> [Written request 1]: List every property key that the Spring bean configuration in the forum thread below sets inside its props element.

> [Supplied passage]:
1 Reply Latest reply on Nov 18, 2011 5:39 AM by Sanne Grinovero

    Hibernate search - Infinispan - Jgroups optimization on Amazon clustering environment

    Dzung Leonhart Newbie

      Hi Inifispan team,

       

      I'm using Hibernate Search with Infinispan as directory provider and Jgroups as synchronization backend for clustering on Amazon EC2.

      My project is already on air now, and it's great for me to have your advices on performance tuning.

       

      Here're my configurations:

       

           1. Spring bean

       

           <bean id="sessionFactory" class="org.springframework.orm.hibernate3.annotation.AnnotationSessionFactoryBean">  

              <property name="hibernateProperties">

                  <props>

                      <prop key="hibernate.dialect">org.hibernate.dialect.MySQLDialect</prop>

                      <prop key="hibernate.search.default.directory_provider">infinispan</prop>

                      <prop key="hibernate.search.infinispan.configuration_resourcename">hibernate-search-infinispan.xml</prop>

                  </props>

              </property>      

          </bean>

       

           2. hibernate-search-infinispan.xml

               

      <?xml version="1.0" encoding="UTF-8"?>

      <infinispan xmlns:xsi="http://www.w3.org/2001/XMLSchema-instance"

          xsi:schemaLocation="urn:infinispan:config:5.0 http://www.infinispan.org/schemas/infinispan-config-5.0.xsd"

          xmlns="urn:infinispan:config:5.0">

       

       

          <!-- *************************** -->

          <!-- System-wide global settings -->

          <!-- *************************** -->

          <global>

              <!-- Duplicate domains are allowed so that multiple deployments with default

                  configuration of Hibernate Search applications work - if possible it would

                  be better to use JNDI to share the CacheManager across applications -->

              <globalJmxStatistics enabled="false"

                  cacheManagerName="HibernateSearch" allowDuplicateDomains="true" />

       

              <transport clusterName="infinispan-hibernate-search-cluster"

                  distributedSyncTimeout="60000"

> [Exercise materials]:
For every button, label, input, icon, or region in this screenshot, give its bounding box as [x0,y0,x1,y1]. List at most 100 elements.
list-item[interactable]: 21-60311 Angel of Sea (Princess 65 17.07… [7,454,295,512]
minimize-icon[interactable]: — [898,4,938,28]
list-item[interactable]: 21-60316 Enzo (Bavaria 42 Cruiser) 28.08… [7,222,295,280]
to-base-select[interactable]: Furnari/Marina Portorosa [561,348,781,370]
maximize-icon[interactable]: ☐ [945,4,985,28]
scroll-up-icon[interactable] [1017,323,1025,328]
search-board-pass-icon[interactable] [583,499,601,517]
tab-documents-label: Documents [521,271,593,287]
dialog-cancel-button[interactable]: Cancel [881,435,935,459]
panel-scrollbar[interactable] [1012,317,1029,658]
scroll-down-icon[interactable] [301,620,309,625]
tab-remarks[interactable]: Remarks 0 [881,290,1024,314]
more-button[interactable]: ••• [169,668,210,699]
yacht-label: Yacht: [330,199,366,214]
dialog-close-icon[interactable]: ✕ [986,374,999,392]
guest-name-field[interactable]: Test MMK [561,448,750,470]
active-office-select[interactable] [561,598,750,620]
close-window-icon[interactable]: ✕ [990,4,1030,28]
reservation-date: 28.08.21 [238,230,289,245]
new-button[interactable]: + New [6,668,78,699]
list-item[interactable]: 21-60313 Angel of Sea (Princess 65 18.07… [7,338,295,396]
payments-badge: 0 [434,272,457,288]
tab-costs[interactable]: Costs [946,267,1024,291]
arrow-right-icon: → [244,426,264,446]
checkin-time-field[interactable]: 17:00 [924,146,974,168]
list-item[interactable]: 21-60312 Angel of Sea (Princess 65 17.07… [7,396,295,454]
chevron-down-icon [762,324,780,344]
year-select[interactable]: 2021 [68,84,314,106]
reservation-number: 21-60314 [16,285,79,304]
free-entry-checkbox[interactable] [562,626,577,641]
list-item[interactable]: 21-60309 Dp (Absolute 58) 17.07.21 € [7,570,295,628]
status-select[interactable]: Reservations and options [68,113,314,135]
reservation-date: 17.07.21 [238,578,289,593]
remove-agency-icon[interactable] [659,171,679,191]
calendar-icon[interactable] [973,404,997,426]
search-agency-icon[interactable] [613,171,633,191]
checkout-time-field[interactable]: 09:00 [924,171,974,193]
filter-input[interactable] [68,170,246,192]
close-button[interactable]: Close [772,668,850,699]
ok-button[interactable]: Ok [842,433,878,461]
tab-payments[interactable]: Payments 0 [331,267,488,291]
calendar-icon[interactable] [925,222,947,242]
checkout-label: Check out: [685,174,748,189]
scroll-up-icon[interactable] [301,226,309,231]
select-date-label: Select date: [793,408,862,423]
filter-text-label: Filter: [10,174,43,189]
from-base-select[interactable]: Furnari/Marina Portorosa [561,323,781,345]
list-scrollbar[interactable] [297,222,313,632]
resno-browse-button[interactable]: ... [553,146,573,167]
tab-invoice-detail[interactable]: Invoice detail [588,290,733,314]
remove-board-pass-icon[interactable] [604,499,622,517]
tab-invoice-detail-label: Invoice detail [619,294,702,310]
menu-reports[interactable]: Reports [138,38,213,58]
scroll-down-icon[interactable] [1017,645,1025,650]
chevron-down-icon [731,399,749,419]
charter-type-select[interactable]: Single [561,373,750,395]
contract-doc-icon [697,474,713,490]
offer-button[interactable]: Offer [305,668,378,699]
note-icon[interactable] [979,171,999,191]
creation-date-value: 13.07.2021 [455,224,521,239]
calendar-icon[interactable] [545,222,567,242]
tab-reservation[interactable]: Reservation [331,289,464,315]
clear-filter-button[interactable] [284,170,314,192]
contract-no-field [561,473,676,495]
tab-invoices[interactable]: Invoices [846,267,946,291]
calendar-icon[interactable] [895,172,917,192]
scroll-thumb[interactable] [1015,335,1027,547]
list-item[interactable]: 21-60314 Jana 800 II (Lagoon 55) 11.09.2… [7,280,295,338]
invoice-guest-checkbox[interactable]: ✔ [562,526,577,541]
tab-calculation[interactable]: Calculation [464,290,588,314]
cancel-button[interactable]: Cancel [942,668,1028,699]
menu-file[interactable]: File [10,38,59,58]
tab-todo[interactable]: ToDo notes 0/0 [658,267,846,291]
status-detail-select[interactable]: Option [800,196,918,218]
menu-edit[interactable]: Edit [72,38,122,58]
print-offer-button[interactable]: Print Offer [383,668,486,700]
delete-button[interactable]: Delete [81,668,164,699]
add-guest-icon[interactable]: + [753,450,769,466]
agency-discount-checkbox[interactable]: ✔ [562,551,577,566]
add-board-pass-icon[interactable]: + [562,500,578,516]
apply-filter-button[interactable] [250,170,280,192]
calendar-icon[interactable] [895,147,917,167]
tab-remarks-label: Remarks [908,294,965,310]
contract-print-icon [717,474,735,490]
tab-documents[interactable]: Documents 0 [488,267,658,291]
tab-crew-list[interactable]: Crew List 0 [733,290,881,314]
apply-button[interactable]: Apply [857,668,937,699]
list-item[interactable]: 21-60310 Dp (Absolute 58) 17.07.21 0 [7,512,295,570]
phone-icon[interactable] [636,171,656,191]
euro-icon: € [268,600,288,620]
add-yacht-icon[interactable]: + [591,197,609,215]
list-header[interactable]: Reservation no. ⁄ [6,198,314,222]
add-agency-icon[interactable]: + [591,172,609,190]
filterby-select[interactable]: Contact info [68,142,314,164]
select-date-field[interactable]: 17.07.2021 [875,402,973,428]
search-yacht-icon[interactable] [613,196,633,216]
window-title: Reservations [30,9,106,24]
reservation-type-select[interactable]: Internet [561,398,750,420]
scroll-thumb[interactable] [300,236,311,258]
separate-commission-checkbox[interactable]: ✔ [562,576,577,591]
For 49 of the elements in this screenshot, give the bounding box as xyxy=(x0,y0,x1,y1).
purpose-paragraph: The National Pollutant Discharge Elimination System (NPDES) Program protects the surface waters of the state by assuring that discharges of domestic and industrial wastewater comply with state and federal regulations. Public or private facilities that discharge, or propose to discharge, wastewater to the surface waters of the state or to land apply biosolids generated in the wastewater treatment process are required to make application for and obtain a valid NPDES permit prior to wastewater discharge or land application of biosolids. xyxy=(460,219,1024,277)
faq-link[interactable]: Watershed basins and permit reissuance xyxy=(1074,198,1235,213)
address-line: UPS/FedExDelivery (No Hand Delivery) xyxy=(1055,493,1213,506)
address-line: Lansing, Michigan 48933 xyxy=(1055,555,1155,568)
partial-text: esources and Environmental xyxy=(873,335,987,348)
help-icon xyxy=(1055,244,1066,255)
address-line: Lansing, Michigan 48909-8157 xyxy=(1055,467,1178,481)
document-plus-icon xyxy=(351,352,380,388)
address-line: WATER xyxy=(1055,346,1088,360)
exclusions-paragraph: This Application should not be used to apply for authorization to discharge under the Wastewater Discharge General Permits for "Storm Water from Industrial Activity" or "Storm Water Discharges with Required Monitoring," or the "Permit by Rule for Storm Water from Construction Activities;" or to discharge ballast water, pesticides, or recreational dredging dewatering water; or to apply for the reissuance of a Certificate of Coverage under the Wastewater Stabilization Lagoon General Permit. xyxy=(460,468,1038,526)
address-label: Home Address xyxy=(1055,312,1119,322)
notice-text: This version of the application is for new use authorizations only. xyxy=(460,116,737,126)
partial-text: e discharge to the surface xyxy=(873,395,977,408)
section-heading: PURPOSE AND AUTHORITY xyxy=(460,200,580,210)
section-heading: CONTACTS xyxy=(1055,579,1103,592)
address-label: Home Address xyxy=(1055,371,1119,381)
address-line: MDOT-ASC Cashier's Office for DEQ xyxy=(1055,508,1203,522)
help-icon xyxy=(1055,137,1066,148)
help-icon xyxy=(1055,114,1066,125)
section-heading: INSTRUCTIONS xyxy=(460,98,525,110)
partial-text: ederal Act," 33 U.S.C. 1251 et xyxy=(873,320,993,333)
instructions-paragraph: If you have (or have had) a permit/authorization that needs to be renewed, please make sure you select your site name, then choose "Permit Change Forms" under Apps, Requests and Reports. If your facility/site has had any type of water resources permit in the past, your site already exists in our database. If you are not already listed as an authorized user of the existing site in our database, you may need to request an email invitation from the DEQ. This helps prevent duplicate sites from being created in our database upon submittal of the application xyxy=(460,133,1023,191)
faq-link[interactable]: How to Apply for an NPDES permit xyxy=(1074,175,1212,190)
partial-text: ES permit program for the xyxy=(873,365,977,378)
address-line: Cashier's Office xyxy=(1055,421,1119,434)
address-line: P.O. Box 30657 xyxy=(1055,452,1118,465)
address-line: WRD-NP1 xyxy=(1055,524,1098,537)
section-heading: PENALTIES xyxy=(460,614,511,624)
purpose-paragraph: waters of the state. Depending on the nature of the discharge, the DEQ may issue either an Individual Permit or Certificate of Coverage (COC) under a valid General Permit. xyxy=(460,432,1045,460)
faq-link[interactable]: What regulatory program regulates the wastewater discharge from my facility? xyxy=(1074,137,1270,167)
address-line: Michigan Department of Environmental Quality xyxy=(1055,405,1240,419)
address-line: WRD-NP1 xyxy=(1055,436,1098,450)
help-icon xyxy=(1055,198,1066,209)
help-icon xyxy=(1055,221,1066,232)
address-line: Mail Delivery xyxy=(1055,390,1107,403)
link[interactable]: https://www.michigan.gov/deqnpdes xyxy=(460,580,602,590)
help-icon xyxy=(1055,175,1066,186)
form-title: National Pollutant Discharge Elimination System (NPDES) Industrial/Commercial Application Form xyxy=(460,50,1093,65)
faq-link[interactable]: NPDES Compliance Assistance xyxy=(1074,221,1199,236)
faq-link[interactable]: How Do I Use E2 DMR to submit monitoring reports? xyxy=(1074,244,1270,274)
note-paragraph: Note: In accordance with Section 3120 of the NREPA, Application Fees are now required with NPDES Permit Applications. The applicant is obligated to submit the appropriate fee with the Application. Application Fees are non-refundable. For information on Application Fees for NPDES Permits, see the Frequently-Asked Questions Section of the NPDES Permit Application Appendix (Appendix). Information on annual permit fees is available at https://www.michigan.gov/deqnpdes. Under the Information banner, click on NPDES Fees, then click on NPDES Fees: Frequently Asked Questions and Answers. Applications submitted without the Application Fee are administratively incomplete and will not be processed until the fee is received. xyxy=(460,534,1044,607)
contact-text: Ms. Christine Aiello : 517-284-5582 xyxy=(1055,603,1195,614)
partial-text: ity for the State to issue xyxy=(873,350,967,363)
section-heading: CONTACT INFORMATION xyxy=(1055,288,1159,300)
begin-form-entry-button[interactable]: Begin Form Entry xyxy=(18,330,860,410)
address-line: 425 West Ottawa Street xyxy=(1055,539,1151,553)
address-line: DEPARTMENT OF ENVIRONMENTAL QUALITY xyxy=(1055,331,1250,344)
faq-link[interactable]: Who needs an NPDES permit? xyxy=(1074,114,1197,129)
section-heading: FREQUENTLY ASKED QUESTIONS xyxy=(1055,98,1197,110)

> [Written request 2]: Update the rows starting at the first of them and ending at the row that contains "close-button[interactable]: Close [772,668,850,699]", replacing "list-item" with "entry" and changing nothing else. Give only those rows.

> [Response 1]:
hibernate.dialect
hibernate.search.default.directory_provider
hibernate.search.infinispan.configuration_resourcename

> [Response 2]:
For every button, label, input, icon, or region in this screenshot, give its bounding box as [x0,y0,x1,y1]. List at most 100 elements.
entry[interactable]: 21-60311 Angel of Sea (Princess 65 17.07… [7,454,295,512]
minimize-icon[interactable]: — [898,4,938,28]
entry[interactable]: 21-60316 Enzo (Bavaria 42 Cruiser) 28.08… [7,222,295,280]
to-base-select[interactable]: Furnari/Marina Portorosa [561,348,781,370]
maximize-icon[interactable]: ☐ [945,4,985,28]
scroll-up-icon[interactable] [1017,323,1025,328]
search-board-pass-icon[interactable] [583,499,601,517]
tab-documents-label: Documents [521,271,593,287]
dialog-cancel-button[interactable]: Cancel [881,435,935,459]
panel-scrollbar[interactable] [1012,317,1029,658]
scroll-down-icon[interactable] [301,620,309,625]
tab-remarks[interactable]: Remarks 0 [881,290,1024,314]
more-button[interactable]: ••• [169,668,210,699]
yacht-label: Yacht: [330,199,366,214]
dialog-close-icon[interactable]: ✕ [986,374,999,392]
guest-name-field[interactable]: Test MMK [561,448,750,470]
active-office-select[interactable] [561,598,750,620]
close-window-icon[interactable]: ✕ [990,4,1030,28]
reservation-date: 28.08.21 [238,230,289,245]
new-button[interactable]: + New [6,668,78,699]
entry[interactable]: 21-60313 Angel of Sea (Princess 65 18.07… [7,338,295,396]
payments-badge: 0 [434,272,457,288]
tab-costs[interactable]: Costs [946,267,1024,291]
arrow-right-icon: → [244,426,264,446]
checkin-time-field[interactable]: 17:00 [924,146,974,168]
entry[interactable]: 21-60312 Angel of Sea (Princess 65 17.07… [7,396,295,454]
chevron-down-icon [762,324,780,344]
year-select[interactable]: 2021 [68,84,314,106]
reservation-number: 21-60314 [16,285,79,304]
free-entry-checkbox[interactable] [562,626,577,641]
entry[interactable]: 21-60309 Dp (Absolute 58) 17.07.21 € [7,570,295,628]
status-select[interactable]: Reservations and options [68,113,314,135]
reservation-date: 17.07.21 [238,578,289,593]
remove-agency-icon[interactable] [659,171,679,191]
calendar-icon[interactable] [973,404,997,426]
search-agency-icon[interactable] [613,171,633,191]
checkout-time-field[interactable]: 09:00 [924,171,974,193]
filter-input[interactable] [68,170,246,192]
close-button[interactable]: Close [772,668,850,699]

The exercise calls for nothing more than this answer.